Figure record listings:
++++++++++++++++++++

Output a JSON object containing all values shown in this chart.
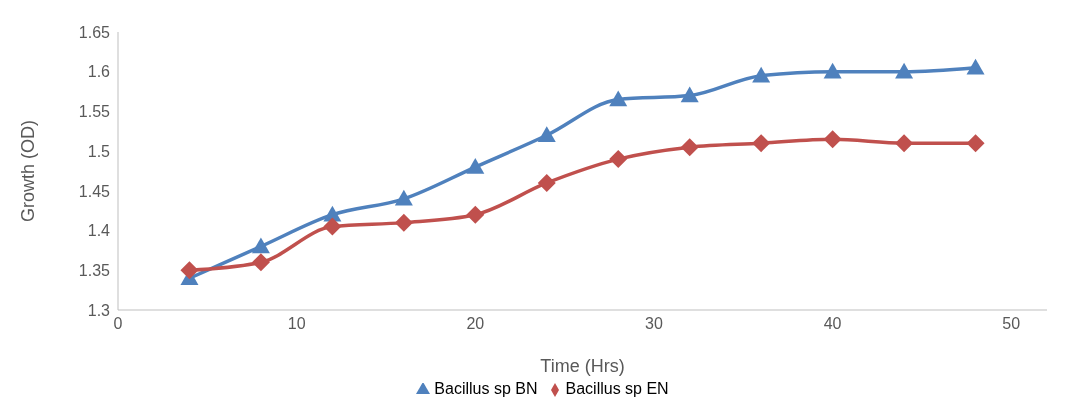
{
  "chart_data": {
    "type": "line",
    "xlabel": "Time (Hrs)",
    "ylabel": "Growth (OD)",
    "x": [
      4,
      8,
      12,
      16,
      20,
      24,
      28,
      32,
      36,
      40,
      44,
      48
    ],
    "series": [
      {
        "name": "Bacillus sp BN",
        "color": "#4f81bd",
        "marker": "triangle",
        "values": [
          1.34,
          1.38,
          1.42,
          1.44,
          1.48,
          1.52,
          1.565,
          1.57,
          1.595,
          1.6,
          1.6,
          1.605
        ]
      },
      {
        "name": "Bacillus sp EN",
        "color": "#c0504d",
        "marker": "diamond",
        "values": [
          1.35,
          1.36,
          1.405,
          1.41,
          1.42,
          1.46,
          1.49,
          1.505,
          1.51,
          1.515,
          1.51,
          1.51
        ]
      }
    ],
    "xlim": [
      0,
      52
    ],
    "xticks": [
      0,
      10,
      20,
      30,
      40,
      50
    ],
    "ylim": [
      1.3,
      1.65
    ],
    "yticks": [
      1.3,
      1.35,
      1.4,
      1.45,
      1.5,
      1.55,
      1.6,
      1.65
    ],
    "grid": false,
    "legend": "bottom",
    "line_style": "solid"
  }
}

++++++++++++++++++++

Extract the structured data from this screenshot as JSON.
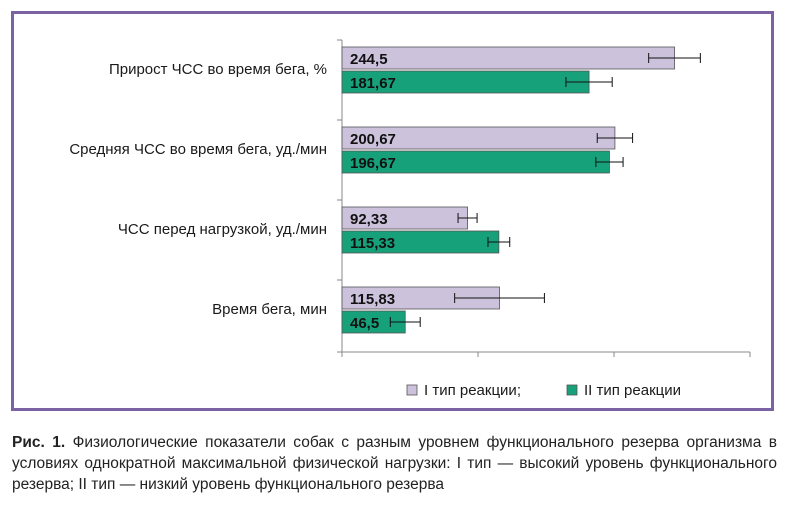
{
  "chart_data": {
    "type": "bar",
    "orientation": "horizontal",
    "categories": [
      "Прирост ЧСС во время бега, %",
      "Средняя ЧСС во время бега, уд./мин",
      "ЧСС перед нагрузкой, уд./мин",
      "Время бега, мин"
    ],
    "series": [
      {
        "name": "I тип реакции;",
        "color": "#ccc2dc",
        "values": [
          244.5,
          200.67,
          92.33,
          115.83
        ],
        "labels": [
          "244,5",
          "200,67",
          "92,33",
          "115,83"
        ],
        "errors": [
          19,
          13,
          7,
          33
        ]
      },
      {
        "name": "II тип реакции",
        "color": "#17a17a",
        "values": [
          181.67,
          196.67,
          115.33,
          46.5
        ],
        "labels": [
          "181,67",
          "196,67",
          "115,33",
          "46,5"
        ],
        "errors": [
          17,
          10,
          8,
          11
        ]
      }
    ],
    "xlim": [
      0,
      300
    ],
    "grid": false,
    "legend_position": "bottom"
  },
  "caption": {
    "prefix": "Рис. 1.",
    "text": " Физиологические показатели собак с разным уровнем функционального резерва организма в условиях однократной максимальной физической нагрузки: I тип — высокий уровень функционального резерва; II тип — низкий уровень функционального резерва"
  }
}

++++++++++++++++++++

> **Task directions**:
Tally the lines in these entries that have the string "реакции" in them, then answer with the count and nothing else.

> **Response for this exercise**:
2